• [EXTRACTED MATERIAL]:
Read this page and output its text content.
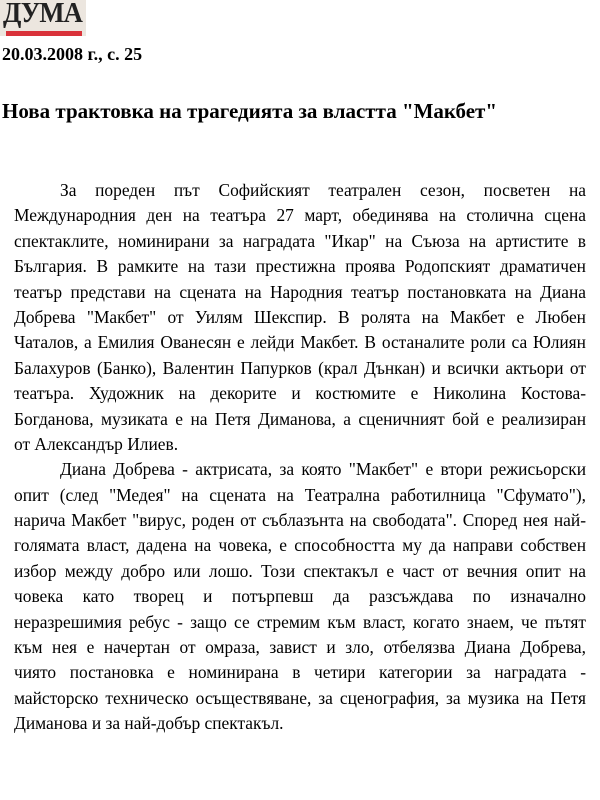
ДУМА
20.03.2008 г., с. 25
Нова трактовка на трагедията за властта "Макбет"
За пореден път Софийският театрален сезон, посветен на
Международния ден на театъра 27 март, обединява на столична сцена
спектаклите, номинирани за наградата "Икар" на Съюза на артистите в
България. В рамките на тази престижна проява Родопският драматичен
театър представи на сцената на Народния театър постановката на Диана
Добрева "Макбет" от Уилям Шекспир. В ролята на Макбет е Любен
Чаталов, а Емилия Ованесян е лейди Макбет. В останалите роли са Юлиян
Балахуров (Банко), Валентин Папурков (крал Дънкан) и всички актьори от
театъра. Художник на декорите и костюмите е Николина Костова-
Богданова, музиката е на Петя Диманова, а сценичният бой е реализиран
от Александър Илиев.
Диана Добрева - актрисата, за която "Макбет" е втори режисьорски
опит (след "Медея" на сцената на Театрална работилница "Сфумато"),
нарича Макбет "вирус, роден от съблазънта на свободата". Според нея най-
голямата власт, дадена на човека, е способността му да направи собствен
избор между добро или лошо. Този спектакъл е част от вечния опит на
човека като творец и потърпевш да разсъждава по изначално
неразрешимия ребус - защо се стремим към власт, когато знаем, че пътят
към нея е начертан от омраза, завист и зло, отбелязва Диана Добрева,
чиято постановка е номинирана в четири категории за наградата -
майсторско техническо осъществяване, за сценография, за музика на Петя
Диманова и за най-добър спектакъл.
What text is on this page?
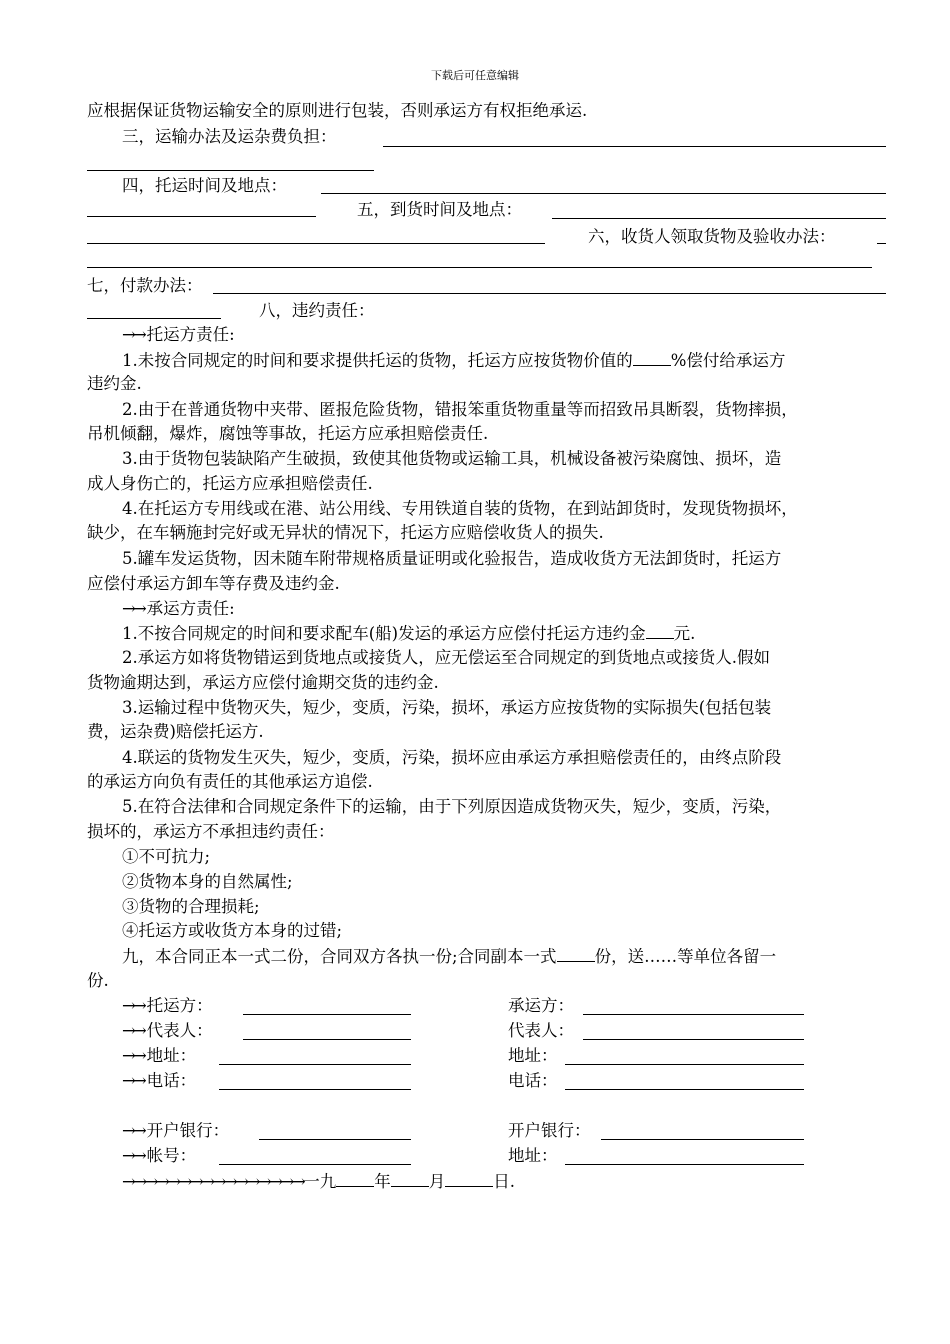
下载后可任意编辑
应根据保证货物运输安全的原则进行包装，否则承运方有权拒绝承运.
三，运输办法及运杂费负担：
四，托运时间及地点：
五，到货时间及地点：
六，收货人领取货物及验收办法：
七，付款办法：
八，违约责任：
→→ 托运方责任:
1.未按合同规定的时间和要求提供托运的货物，托运方应按货物价值的 %偿付给承运方
违约金.
2.由于在普通货物中夹带、匿报危险货物，错报笨重货物重量等而招致吊具断裂，货物摔损，
吊机倾翻，爆炸，腐蚀等事故，托运方应承担赔偿责任.
3.由于货物包装缺陷产生破损，致使其他货物或运输工具，机械设备被污染腐蚀、损坏，造
成人身伤亡的，托运方应承担赔偿责任.
4.在托运方专用线或在港、站公用线、专用铁道自装的货物，在到站卸货时，发现货物损坏，
缺少，在车辆施封完好或无异状的情况下，托运方应赔偿收货人的损失.
5.罐车发运货物，因未随车附带规格质量证明或化验报告，造成收货方无法卸货时，托运方
应偿付承运方卸车等存费及违约金.
→→ 承运方责任:
1.不按合同规定的时间和要求配车(船)发运的承运方应偿付托运方违约金 元.
2.承运方如将货物错运到货地点或接货人，应无偿运至合同规定的到货地点或接货人.假如
货物逾期达到，承运方应偿付逾期交货的违约金.
3.运输过程中货物灭失，短少，变质，污染，损坏，承运方应按货物的实际损失(包括包装
费，运杂费)赔偿托运方.
4.联运的货物发生灭失，短少，变质，污染，损坏应由承运方承担赔偿责任的，由终点阶段
的承运方向负有责任的其他承运方追偿.
5.在符合法律和合同规定条件下的运输，由于下列原因造成货物灭失，短少，变质，污染，
损坏的，承运方不承担违约责任：
①不可抗力;
②货物本身的自然属性;
③货物的合理损耗;
④托运方或收货方本身的过错;
九，本合同正本一式二份，合同双方各执一份;合同副本一式 份，送……等单位各留一
份.
→→ 托运方：	承运方：
→→ 代表人：	代表人：
→→ 地址：	地址：
→→ 电话：	电话：
→→ 开户银行：	开户银行：
→→ 帐号：	地址：
→→→→→→→→→→→→→→→→一九 年 月	日.
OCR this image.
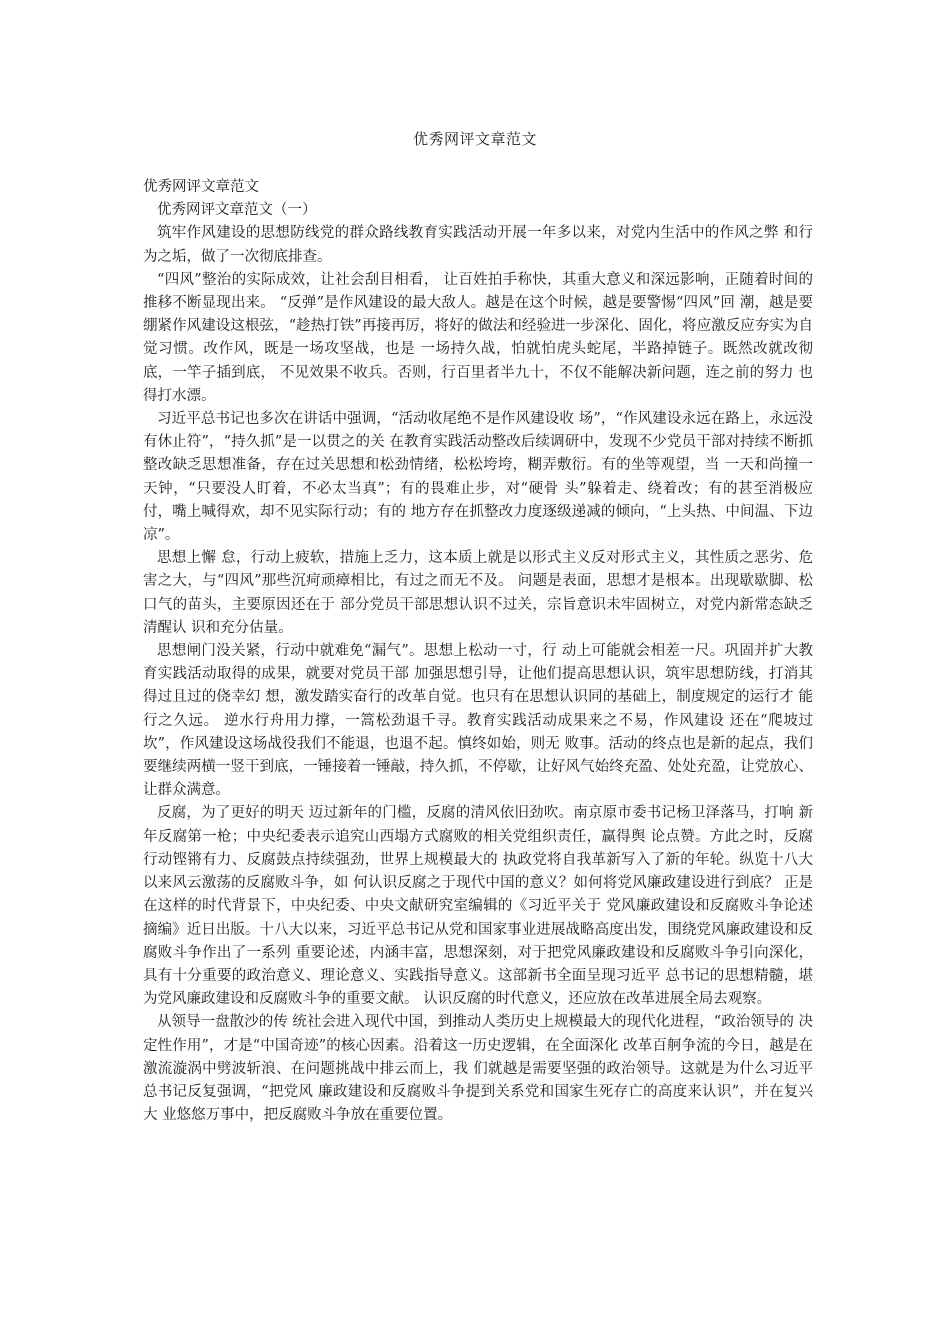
优秀网评文章范文

优秀网评文章范文

优秀网评文章范文（一）

筑牢作风建设的思想防线党的群众路线教育实践活动开展一年多以来，对党内生活中的作风之弊 和行为之垢，做了一次彻底排查。

“四风”整治的实际成效，让社会刮目相看， 让百姓拍手称快，其重大意义和深远影响，正随着时间的推移不断显现出来。 “反弹”是作风建设的最大敌人。越是在这个时候，越是要警惕“四风”回 潮，越是要绷紧作风建设这根弦，“趁热打铁”再接再厉，将好的做法和经验进一步深化、固化，将应激反应夯实为自觉习惯。改作风，既是一场攻坚战，也是 一场持久战，怕就怕虎头蛇尾，半路掉链子。既然改就改彻底，一竿子插到底， 不见效果不收兵。否则，行百里者半九十，不仅不能解决新问题，连之前的努力 也得打水漂。

习近平总书记也多次在讲话中强调，“活动收尾绝不是作风建设收 场”，“作风建设永远在路上，永远没有休止符”，“持久抓”是一以贯之的关 在教育实践活动整改后续调研中，发现不少党员干部对持续不断抓整改缺乏思想准备，存在过关思想和松劲情绪，松松垮垮，糊弄敷衍。有的坐等观望，当 一天和尚撞一天钟，“只要没人盯着，不必太当真”；有的畏难止步，对“硬骨 头”躲着走、绕着改；有的甚至消极应付，嘴上喊得欢，却不见实际行动；有的 地方存在抓整改力度逐级递减的倾向，“上头热、中间温、下边凉”。

思想上懈 怠，行动上疲软，措施上乏力，这本质上就是以形式主义反对形式主义，其性质之恶劣、危害之大，与“四风”那些沉疴顽瘴相比，有过之而无不及。 问题是表面，思想才是根本。出现歇歇脚、松口气的苗头，主要原因还在于 部分党员干部思想认识不过关，宗旨意识未牢固树立，对党内新常态缺乏清醒认 识和充分估量。

思想闸门没关紧，行动中就难免“漏气”。思想上松动一寸，行 动上可能就会相差一尺。巩固并扩大教育实践活动取得的成果，就要对党员干部 加强思想引导，让他们提高思想认识，筑牢思想防线，打消其得过且过的侥幸幻 想，激发踏实奋行的改革自觉。也只有在思想认识同的基础上，制度规定的运行才 能行之久远。 逆水行舟用力撑，一篙松劲退千寻。教育实践活动成果来之不易，作风建设 还在“爬坡过坎”，作风建设这场战役我们不能退，也退不起。慎终如始，则无 败事。活动的终点也是新的起点，我们要继续两横一竖干到底，一锤接着一锤敲，持久抓，不停歇，让好风气始终充盈、处处充盈，让党放心、让群众满意。

反腐，为了更好的明天 迈过新年的门槛，反腐的清风依旧劲吹。南京原市委书记杨卫泽落马，打响 新年反腐第一枪；中央纪委表示追究山西塌方式腐败的相关党组织责任，赢得舆 论点赞。方此之时，反腐行动铿锵有力、反腐鼓点持续强劲，世界上规模最大的 执政党将自我革新写入了新的年轮。纵览十八大以来风云激荡的反腐败斗争，如 何认识反腐之于现代中国的意义？如何将党风廉政建设进行到底？ 正是在这样的时代背景下，中央纪委、中央文献研究室编辑的《习近平关于 党风廉政建设和反腐败斗争论述摘编》近日出版。十八大以来，习近平总书记从党和国家事业进展战略高度出发，围绕党风廉政建设和反腐败斗争作出了一系列 重要论述，内涵丰富，思想深刻，对于把党风廉政建设和反腐败斗争引向深化， 具有十分重要的政治意义、理论意义、实践指导意义。这部新书全面呈现习近平 总书记的思想精髓，堪为党风廉政建设和反腐败斗争的重要文献。 认识反腐的时代意义，还应放在改革进展全局去观察。

从领导一盘散沙的传 统社会进入现代中国，到推动人类历史上规模最大的现代化进程，“政治领导的 决定性作用”，才是“中国奇迹”的核心因素。沿着这一历史逻辑，在全面深化 改革百舸争流的今日，越是在激流漩涡中劈波斩浪、在问题挑战中排云而上，我 们就越是需要坚强的政治领导。这就是为什么习近平总书记反复强调，“把党风 廉政建设和反腐败斗争提到关系党和国家生死存亡的高度来认识”，并在复兴大 业悠悠万事中，把反腐败斗争放在重要位置。
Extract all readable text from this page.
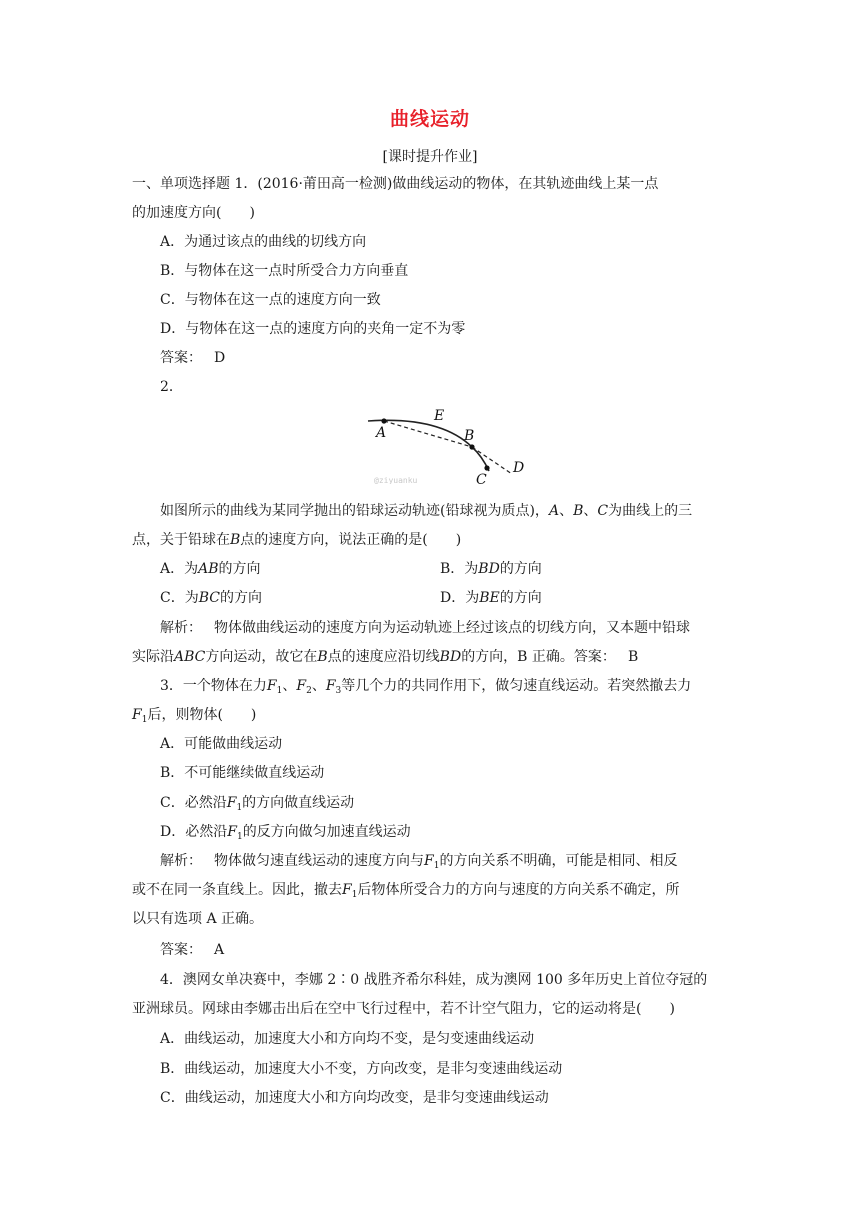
曲线运动
[课时提升作业]
一、单项选择题 1．(2016·莆田高一检测)做曲线运动的物体，在其轨迹曲线上某一点
的加速度方向(　　)
A．为通过该点的曲线的切线方向
B．与物体在这一点时所受合力方向垂直
C．与物体在这一点的速度方向一致
D．与物体在这一点的速度方向的夹角一定不为零
答案： D
2．
E
A	B
C
D
@ziyuanku
如图所示的曲线为某同学抛出的铅球运动轨迹(铅球视为质点)，A、B、C为曲线上的三
点，关于铅球在B点的速度方向，说法正确的是(　　)
A．为AB的方向	B．为BD的方向
C．为BC的方向	D．为BE的方向
解析： 物体做曲线运动的速度方向为运动轨迹上经过该点的切线方向，又本题中铅球
实际沿ABC方向运动，故它在B点的速度应沿切线BD的方向，B 正确。答案： B
3．一个物体在力$F_1$、$F_2$、$F_3$等几个力的共同作用下，做匀速直线运动。若突然撤去力
$F_1$后，则物体(　　)
A．可能做曲线运动
B．不可能继续做直线运动
C．必然沿$F_1$的方向做直线运动
D．必然沿$F_1$的反方向做匀加速直线运动
解析： 物体做匀速直线运动的速度方向与$F_1$的方向关系不明确，可能是相同、相反
或不在同一条直线上。因此，撤去$F_1$后物体所受合力的方向与速度的方向关系不确定，所
以只有选项 A 正确。
答案： A
4．澳网女单决赛中，李娜 2∶0 战胜齐希尔科娃，成为澳网 100 多年历史上首位夺冠的
亚洲球员。网球由李娜击出后在空中飞行过程中，若不计空气阻力，它的运动将是(　　)
A．曲线运动，加速度大小和方向均不变，是匀变速曲线运动
B．曲线运动，加速度大小不变，方向改变，是非匀变速曲线运动
C．曲线运动，加速度大小和方向均改变，是非匀变速曲线运动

• [EXERCISE DETAILS]: Find all lines with "наградата" in them and copy each one.

• [FULL SOLUTION]:
спектаклите, номинирани за наградата "Икар" на Съюза на артистите в
чиято постановка е номинирана в четири категории за наградата -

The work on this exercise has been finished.